§ Source
After initially working as a college professor teaching humanities in the late 1960s, his love of the film industry reared its head when he began to work part-time as a sound editor in Manhattan – working primarily within the ‘hippy’ independent film scene springing up post-Woodstock. Craven quickly realised that it was in cinema, rather than academia, that he saw his future and he began to look for a way in which he could support himself financially while trying to raise the capital to make films of his own.

Craven found the most unlikely of places to begin his directing career – the burgeoning, and extremely lucrative hardcore pornography genre. Under various pseudonyms he directed a number of x-rated movies, including a rumoured role re-editing and shooting new scenes for the infamous hardcore smash Deep Throat. But this was just a means-to-an-end, as Craven along with friend and collaborator (and future Friday The 13th creator) Sean S. Cunningham had already written and planned their first full-length feature – and when released, the movie would be like a sledgehammer to the face of US indie cinema.

Released in 1972, Last House On The Left took the rape/revenge motif of the more mainstream thrillers Straw Dogs (1971) and A Clockwork Orange (1971) and installed his story with the grit and grime of rural America, while almost single-handedly creating the blueprint for the 70’s US exploitation-horror boom in the process. An extremely difficult-to-watch movie (even today), Craven purposely removed all trace of sensualism from the infamous sex scenes (the film was actually intended to be a standard hardcore porno movie at first, before Craven decided to move towards horror), so that the plight of the teenage victims could be all the more horrific, and the audience’s joy when the perpetrator’s get their comeuppance would be heightened. It certainly worked, and was a big box office success, going on to spawn such imitators (and genre classics!) as I Spit On Your Grave (1978) and Fight For Your Life (1978). Its influence can also be seen in modern horror successes such as Funny Games (1997) and Henry: Portrait of a Serial Killer (1986).

Craven’s next movie was equally as influential. Wanting to take Tobe Hooper’s Texas Chainsaw Massacre (1974) to the next extreme, The Hills Have Eyes (1977) was Craven’s statement on the ‘forgotten America’ – those left behind living in squalor and desperately trying to scrape a meagre existence as the rest of the US flourished in the post-Depression industrial boom. He imagined the film as an inevitable meeting of the two worlds, and the conflict that would ensue between the stereotypical 1970s nuclear family of the Carters and the incestuous cannibals of Papa Jupiter and his kin.

§ Record list
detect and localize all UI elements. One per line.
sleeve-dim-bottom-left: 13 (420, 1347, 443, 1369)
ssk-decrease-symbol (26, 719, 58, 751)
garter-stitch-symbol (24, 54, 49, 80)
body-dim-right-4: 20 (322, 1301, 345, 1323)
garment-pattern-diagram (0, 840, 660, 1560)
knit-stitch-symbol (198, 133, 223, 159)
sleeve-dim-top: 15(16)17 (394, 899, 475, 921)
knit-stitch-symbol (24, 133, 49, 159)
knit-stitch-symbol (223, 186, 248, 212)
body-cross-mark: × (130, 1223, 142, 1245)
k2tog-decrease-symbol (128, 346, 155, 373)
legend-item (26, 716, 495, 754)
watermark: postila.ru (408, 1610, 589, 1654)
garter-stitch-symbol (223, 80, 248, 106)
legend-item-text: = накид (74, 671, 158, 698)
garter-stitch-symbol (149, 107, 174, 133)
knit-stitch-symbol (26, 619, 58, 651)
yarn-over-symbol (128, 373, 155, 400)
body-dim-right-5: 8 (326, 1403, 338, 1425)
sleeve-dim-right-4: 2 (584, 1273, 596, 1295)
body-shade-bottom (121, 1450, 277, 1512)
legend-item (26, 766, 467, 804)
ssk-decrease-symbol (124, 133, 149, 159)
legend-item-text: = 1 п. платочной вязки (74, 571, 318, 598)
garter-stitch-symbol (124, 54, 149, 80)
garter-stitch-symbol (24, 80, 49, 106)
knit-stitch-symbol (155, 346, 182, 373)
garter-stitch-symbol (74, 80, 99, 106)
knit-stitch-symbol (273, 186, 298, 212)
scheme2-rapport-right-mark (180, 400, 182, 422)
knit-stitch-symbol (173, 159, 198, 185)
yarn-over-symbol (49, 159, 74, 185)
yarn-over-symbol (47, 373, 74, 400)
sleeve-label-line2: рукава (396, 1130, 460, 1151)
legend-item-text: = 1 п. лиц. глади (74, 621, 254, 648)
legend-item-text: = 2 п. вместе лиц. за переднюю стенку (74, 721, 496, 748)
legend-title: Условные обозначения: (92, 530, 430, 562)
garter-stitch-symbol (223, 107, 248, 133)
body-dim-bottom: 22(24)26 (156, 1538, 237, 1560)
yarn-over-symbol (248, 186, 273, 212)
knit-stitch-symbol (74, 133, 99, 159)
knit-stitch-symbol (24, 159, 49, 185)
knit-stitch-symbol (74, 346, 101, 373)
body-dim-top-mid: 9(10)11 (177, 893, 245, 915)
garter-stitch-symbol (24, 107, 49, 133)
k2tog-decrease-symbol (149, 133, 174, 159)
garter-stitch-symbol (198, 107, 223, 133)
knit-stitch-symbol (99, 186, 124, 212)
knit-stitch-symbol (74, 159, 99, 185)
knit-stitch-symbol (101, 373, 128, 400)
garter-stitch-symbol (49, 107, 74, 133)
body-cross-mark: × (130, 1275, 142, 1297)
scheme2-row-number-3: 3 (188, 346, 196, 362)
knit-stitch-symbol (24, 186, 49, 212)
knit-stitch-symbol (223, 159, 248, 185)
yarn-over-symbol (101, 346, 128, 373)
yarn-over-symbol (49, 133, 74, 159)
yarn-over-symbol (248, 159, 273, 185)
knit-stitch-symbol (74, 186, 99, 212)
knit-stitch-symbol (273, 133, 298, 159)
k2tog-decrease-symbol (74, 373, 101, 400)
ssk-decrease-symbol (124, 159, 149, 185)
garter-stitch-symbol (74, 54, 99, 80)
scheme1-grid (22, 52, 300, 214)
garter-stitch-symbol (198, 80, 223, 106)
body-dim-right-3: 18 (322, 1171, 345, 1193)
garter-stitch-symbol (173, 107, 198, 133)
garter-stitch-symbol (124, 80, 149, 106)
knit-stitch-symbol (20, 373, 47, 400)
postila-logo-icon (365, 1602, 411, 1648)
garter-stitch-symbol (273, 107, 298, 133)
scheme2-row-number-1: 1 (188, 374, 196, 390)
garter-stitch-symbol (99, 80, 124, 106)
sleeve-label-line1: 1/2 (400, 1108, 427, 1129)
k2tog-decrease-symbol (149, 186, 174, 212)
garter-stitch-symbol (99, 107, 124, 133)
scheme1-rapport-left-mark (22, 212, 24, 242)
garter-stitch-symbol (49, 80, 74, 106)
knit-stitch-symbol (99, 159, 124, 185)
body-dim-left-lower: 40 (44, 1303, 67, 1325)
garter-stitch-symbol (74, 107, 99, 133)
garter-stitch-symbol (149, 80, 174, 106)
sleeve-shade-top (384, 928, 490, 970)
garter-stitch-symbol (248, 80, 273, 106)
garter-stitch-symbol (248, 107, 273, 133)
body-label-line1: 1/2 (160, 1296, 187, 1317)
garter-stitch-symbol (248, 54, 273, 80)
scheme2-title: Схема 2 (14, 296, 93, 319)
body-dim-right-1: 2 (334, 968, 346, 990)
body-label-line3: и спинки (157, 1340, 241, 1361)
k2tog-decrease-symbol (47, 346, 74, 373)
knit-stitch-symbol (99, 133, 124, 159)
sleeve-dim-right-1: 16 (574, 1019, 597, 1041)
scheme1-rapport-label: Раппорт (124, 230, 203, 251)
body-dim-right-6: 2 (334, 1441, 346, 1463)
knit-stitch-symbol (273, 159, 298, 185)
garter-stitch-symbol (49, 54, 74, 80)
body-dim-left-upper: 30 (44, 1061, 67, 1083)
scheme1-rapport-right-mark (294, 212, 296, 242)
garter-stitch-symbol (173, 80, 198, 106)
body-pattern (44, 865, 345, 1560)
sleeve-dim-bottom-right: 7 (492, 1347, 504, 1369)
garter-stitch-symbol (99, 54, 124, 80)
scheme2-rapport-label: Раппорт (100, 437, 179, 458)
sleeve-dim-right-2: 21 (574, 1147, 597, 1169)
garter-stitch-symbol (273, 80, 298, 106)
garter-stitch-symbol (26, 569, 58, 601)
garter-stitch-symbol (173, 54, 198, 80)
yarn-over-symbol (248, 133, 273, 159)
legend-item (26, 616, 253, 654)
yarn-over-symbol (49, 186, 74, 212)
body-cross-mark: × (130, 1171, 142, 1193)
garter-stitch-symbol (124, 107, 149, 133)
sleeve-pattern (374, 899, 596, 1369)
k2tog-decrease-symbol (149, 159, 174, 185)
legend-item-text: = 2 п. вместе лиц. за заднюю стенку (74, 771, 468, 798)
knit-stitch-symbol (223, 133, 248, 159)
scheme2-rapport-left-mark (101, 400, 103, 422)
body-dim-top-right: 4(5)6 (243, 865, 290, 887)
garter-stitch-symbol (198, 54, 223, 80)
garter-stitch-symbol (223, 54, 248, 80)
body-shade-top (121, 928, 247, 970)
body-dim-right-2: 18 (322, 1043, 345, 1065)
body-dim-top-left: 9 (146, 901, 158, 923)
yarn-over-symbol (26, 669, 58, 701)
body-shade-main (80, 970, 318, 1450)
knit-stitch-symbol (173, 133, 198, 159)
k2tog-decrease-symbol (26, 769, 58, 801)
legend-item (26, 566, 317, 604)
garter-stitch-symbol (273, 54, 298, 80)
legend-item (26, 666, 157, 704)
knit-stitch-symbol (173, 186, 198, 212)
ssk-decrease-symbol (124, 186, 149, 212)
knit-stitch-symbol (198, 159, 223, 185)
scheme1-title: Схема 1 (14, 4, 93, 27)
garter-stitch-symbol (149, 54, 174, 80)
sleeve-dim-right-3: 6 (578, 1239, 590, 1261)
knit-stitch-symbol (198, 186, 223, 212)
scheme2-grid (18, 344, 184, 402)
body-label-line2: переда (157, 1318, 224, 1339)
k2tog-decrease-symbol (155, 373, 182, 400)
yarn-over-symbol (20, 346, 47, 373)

§ Stated problem 1
From the text about Craven's early films, list every film whose release year is given in parentheses right after its title, along with that year.
§ Stated problem 2
Write what comes next in the text about Craven's early films, starting after its final sentence.
The material above is separate from the text about Craven's early films and is not part of it.

§ Task output 1
Straw Dogs (1971)
A Clockwork Orange (1971)
I Spit On Your Grave (1978)
Fight For Your Life (1978)
Funny Games (1997)
Henry: Portrait of a Serial Killer (1986)
Texas Chainsaw Massacre (1974)
The Hills Have Eyes (1977)

§ Task output 2
What follows is one of the original ‘home invasion’ horror movies, as the initially docile and submissive Carter family, driven to despair by the homicidal torture of their attackers, turn-the-tables and become even more effective predators than the Jupiters themselves. While not as big a success commercially than Last House, it was much better received critically, and has gone on to be a cult classic. While Craven later made a deeply inferior sequel (under pressure from the studio) which he himself later disowned, the original had a lasting effect on mainstream horror, still witnessed today with the likes of You’re Next! (2011) and Alexandre Aja’s incredibly good 2006 remake.

Despite two relatively successful, but clearly still exploitation, movies under his belt, Craven struggled to find financing to make movies for the next few years – instead concentrating on the odd TV movie (the stand-out being the amazingly faithful DC-comics adaption Swamp Thing (1982), which was found to be so much fun that Embassy Pictures decided to give it a limited and very unsuccessful theatrical release) and the largely forgettable transition piece Deadly Blessing (1981) – notable only for the shift from exploitation towards a supernatural horror tone, and that it was one of Sharon Stone’s early starring roles.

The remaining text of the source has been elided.